▶

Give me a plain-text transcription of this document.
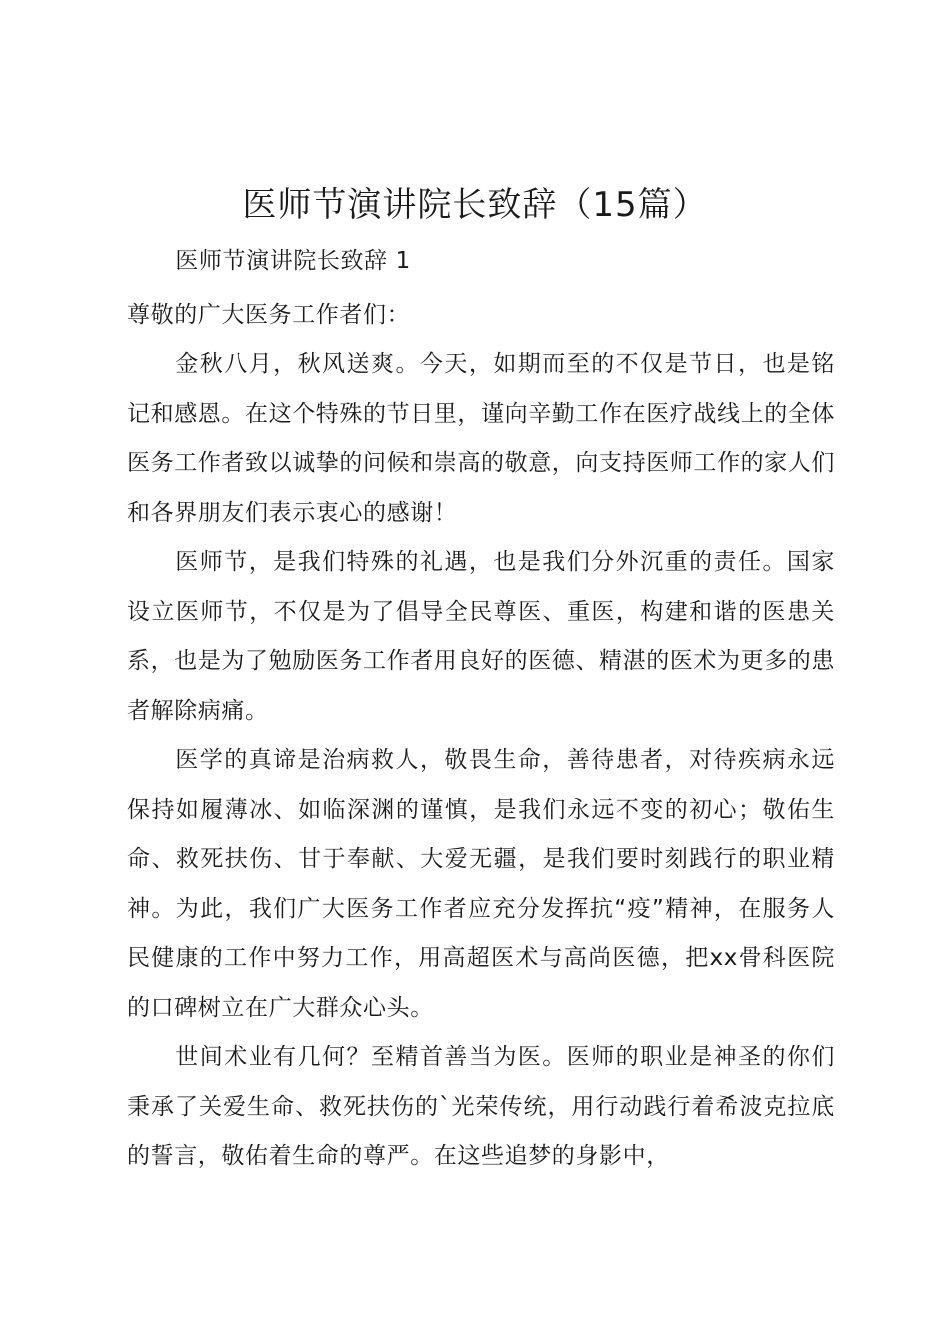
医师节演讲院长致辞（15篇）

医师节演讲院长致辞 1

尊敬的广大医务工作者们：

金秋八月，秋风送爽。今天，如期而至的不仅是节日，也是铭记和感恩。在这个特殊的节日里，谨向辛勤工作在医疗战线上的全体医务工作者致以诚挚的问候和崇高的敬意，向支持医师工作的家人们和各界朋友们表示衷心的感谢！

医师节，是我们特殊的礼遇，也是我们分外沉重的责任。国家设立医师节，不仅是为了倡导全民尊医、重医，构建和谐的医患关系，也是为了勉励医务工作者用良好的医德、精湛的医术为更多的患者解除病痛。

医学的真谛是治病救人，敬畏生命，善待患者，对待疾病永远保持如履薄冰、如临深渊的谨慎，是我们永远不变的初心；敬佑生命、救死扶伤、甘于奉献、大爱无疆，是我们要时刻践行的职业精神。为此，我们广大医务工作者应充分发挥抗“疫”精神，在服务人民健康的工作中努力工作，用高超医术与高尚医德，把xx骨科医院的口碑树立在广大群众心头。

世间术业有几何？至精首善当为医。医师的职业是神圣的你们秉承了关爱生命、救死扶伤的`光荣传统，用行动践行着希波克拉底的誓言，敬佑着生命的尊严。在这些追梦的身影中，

◀

Task description: Make a word-for-word copy of the entries, without any pictures.

Full solution:
Give me a plain-text transcription of this document.
医师节演讲院长致辞（15篇）

医师节演讲院长致辞 1

尊敬的广大医务工作者们：

金秋八月，秋风送爽。今天，如期而至的不仅是节日，也是铭记和感恩。在这个特殊的节日里，谨向辛勤工作在医疗战线上的全体医务工作者致以诚挚的问候和崇高的敬意，向支持医师工作的家人们和各界朋友们表示衷心的感谢！

医师节，是我们特殊的礼遇，也是我们分外沉重的责任。国家设立医师节，不仅是为了倡导全民尊医、重医，构建和谐的医患关系，也是为了勉励医务工作者用良好的医德、精湛的医术为更多的患者解除病痛。

医学的真谛是治病救人，敬畏生命，善待患者，对待疾病永远保持如履薄冰、如临深渊的谨慎，是我们永远不变的初心；敬佑生命、救死扶伤、甘于奉献、大爱无疆，是我们要时刻践行的职业精神。为此，我们广大医务工作者应充分发挥抗“疫”精神，在服务人民健康的工作中努力工作，用高超医术与高尚医德，把xx骨科医院的口碑树立在广大群众心头。

世间术业有几何？至精首善当为医。医师的职业是神圣的你们秉承了关爱生命、救死扶伤的`光荣传统，用行动践行着希波克拉底的誓言，敬佑着生命的尊严。在这些追梦的身影中，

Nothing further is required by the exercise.